*** Material ***
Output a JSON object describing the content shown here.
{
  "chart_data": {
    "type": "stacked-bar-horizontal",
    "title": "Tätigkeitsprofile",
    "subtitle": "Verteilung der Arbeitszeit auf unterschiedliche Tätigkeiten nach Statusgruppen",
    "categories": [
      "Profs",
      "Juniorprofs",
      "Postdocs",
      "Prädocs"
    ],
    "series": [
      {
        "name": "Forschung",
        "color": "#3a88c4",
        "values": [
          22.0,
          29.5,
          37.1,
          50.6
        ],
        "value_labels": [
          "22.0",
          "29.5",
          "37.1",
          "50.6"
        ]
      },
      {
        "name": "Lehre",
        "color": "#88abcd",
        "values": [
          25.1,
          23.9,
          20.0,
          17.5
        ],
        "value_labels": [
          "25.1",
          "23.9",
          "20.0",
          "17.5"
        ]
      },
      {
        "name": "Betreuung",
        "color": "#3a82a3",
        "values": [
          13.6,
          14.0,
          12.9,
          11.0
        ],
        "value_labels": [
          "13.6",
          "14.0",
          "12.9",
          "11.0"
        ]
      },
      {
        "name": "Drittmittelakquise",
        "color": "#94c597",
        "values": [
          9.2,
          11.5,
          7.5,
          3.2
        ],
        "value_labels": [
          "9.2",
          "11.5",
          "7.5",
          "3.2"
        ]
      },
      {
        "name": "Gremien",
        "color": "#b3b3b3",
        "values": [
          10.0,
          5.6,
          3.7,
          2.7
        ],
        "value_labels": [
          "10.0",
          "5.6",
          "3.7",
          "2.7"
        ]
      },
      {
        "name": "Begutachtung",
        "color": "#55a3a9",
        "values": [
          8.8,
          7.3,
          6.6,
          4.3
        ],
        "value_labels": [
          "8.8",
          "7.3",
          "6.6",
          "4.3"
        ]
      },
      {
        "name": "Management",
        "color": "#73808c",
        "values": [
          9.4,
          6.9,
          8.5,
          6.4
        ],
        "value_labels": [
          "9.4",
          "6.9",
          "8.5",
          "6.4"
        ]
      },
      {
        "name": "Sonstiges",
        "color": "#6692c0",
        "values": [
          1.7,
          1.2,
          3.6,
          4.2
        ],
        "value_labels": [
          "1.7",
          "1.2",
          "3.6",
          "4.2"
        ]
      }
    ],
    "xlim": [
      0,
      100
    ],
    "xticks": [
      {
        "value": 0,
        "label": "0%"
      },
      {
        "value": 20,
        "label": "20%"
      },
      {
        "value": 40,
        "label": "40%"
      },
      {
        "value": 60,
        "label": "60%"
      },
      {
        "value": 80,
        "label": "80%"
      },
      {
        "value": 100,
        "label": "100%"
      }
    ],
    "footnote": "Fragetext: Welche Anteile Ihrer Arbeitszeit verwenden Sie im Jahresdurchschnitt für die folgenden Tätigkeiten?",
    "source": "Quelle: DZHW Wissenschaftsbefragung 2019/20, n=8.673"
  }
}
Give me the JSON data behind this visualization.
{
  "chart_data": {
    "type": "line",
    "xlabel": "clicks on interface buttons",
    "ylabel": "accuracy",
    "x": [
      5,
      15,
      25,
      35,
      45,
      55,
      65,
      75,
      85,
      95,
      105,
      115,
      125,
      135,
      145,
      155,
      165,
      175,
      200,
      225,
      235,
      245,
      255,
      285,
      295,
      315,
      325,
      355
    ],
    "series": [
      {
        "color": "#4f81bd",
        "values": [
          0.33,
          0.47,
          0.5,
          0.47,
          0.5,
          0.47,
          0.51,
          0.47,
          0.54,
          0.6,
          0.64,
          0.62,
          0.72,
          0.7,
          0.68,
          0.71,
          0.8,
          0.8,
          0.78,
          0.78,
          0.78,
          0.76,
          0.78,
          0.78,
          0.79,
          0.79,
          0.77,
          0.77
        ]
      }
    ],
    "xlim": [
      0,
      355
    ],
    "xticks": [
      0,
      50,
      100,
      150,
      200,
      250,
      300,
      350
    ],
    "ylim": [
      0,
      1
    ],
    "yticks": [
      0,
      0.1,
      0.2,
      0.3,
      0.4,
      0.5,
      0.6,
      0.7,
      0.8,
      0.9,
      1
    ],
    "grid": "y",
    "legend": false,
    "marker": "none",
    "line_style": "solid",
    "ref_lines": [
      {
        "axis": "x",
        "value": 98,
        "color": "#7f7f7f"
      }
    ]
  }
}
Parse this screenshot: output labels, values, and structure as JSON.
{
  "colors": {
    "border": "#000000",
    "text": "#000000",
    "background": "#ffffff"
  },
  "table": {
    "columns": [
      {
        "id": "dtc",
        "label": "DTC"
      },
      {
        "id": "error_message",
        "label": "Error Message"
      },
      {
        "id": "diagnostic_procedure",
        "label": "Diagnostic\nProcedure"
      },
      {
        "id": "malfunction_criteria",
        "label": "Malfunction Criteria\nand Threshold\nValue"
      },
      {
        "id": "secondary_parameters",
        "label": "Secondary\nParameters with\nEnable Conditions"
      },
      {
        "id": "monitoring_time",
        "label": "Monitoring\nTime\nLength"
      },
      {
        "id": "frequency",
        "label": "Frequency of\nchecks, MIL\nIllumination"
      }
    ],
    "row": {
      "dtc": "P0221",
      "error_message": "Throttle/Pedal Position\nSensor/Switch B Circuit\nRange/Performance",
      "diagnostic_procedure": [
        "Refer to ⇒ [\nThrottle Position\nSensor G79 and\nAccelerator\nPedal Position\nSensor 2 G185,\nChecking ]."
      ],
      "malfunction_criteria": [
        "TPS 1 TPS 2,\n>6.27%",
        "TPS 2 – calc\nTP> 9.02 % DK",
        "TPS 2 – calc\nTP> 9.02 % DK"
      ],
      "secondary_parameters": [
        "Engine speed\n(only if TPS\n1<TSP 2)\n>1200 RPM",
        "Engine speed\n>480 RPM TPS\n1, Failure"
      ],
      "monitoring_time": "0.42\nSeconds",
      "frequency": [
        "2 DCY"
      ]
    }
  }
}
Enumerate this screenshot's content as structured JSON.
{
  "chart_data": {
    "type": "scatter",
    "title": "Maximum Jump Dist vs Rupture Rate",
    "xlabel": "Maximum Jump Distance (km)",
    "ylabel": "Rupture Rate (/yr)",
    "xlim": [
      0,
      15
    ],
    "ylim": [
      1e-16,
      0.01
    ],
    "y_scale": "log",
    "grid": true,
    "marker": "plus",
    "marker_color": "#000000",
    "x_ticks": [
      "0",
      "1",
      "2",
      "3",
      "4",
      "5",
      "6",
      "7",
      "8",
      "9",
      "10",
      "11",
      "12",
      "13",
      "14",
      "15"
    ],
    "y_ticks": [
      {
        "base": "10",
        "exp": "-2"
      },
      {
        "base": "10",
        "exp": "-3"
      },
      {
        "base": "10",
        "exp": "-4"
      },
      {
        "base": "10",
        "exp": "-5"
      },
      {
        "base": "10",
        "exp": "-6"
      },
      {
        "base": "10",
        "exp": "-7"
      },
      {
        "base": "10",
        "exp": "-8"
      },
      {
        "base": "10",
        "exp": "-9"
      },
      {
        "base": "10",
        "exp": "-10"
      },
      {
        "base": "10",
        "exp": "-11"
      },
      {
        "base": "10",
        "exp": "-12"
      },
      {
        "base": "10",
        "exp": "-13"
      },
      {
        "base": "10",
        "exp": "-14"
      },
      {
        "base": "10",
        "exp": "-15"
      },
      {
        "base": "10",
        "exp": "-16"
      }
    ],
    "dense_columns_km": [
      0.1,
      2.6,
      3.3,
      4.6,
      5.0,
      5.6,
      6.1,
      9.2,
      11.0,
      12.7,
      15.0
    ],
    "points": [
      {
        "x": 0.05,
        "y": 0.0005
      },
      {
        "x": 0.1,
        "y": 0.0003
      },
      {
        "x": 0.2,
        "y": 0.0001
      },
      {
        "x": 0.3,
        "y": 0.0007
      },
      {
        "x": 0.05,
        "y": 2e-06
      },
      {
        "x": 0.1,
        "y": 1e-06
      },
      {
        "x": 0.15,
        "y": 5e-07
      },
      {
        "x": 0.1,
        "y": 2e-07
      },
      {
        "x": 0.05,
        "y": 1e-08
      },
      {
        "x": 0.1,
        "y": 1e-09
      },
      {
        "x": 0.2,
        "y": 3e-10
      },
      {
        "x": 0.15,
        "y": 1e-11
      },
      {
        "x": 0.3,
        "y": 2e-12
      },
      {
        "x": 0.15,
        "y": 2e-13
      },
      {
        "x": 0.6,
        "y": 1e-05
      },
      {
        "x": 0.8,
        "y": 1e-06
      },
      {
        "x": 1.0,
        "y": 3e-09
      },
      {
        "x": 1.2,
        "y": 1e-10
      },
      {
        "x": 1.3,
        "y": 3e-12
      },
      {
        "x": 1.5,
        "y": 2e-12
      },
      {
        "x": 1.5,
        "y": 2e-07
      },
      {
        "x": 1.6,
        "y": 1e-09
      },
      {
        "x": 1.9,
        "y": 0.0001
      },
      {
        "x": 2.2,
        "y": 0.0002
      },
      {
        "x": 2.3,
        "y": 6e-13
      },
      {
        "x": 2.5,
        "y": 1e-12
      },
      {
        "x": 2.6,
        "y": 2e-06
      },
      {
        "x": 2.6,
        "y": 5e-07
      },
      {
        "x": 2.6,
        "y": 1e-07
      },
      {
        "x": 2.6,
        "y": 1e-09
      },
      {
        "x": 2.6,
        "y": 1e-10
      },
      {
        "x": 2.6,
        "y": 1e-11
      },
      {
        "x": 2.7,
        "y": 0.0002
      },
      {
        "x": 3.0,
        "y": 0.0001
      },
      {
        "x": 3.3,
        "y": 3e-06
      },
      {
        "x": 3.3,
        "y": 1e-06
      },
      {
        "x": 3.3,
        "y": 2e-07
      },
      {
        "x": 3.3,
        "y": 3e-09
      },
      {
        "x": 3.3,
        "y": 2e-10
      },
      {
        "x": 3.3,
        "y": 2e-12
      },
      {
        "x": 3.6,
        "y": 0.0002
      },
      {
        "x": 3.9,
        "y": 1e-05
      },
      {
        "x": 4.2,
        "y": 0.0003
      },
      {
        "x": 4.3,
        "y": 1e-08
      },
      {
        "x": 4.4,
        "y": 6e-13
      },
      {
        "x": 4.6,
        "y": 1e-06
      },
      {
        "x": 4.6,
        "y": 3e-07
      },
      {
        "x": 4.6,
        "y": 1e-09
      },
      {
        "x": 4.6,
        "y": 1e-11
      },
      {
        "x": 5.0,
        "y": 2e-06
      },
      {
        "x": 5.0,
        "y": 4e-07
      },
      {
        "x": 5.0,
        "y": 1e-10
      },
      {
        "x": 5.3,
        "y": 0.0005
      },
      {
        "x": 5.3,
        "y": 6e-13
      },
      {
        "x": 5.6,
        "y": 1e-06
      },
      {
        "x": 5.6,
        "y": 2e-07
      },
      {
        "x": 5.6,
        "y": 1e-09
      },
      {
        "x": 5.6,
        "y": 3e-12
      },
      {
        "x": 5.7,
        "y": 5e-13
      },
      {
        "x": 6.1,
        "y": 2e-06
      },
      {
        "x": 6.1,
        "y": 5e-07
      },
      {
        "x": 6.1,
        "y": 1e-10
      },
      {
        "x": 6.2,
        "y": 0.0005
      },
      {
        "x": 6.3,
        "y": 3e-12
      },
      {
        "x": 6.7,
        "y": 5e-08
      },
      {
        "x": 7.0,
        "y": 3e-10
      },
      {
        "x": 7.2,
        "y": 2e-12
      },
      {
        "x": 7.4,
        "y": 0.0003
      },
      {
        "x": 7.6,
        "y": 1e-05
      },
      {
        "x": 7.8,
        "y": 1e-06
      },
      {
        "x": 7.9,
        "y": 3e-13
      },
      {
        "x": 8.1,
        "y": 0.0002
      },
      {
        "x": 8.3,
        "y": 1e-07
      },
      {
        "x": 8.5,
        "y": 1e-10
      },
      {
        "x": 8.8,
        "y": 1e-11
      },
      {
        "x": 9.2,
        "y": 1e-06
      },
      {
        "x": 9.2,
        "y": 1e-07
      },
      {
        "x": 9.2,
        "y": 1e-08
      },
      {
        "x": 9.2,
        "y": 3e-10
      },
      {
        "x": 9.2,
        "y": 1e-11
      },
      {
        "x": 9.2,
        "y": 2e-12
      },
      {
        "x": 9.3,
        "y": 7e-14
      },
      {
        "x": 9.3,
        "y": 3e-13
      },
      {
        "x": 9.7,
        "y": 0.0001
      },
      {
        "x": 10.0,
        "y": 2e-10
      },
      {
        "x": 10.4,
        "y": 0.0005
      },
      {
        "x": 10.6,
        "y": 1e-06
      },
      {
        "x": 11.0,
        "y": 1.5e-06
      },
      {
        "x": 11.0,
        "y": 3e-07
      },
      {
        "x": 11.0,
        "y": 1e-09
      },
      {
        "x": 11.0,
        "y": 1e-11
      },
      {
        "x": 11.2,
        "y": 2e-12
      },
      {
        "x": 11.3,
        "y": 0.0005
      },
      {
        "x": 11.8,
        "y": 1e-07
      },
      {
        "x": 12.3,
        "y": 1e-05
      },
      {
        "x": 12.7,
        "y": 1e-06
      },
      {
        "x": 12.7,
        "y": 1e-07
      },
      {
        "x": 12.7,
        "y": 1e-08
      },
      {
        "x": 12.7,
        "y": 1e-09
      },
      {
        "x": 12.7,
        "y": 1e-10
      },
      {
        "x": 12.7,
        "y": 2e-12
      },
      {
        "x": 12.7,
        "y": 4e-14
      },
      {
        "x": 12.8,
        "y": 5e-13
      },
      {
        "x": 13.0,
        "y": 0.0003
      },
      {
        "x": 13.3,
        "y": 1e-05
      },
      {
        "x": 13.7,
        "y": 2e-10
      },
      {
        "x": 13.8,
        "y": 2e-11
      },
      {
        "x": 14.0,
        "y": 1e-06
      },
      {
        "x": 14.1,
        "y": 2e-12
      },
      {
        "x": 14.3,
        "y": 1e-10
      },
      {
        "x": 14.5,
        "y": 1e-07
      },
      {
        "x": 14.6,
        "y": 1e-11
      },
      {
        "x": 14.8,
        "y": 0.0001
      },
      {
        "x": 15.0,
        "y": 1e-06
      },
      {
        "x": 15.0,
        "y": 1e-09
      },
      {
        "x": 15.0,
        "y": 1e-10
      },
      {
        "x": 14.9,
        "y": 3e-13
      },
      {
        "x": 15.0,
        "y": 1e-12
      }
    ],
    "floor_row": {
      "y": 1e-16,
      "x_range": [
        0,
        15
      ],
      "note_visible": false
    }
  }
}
***
The task.
Which lines include the word "Arbeitszeit"? Copy every one of them.

Reply to the exercise.
    "subtitle": "Verteilung der Arbeitszeit auf unterschiedliche Tätigkeiten nach Statusgruppen",
    "footnote": "Fragetext: Welche Anteile Ihrer Arbeitszeit verwenden Sie im Jahresdurchschnitt für die folgenden Tätigkeiten?",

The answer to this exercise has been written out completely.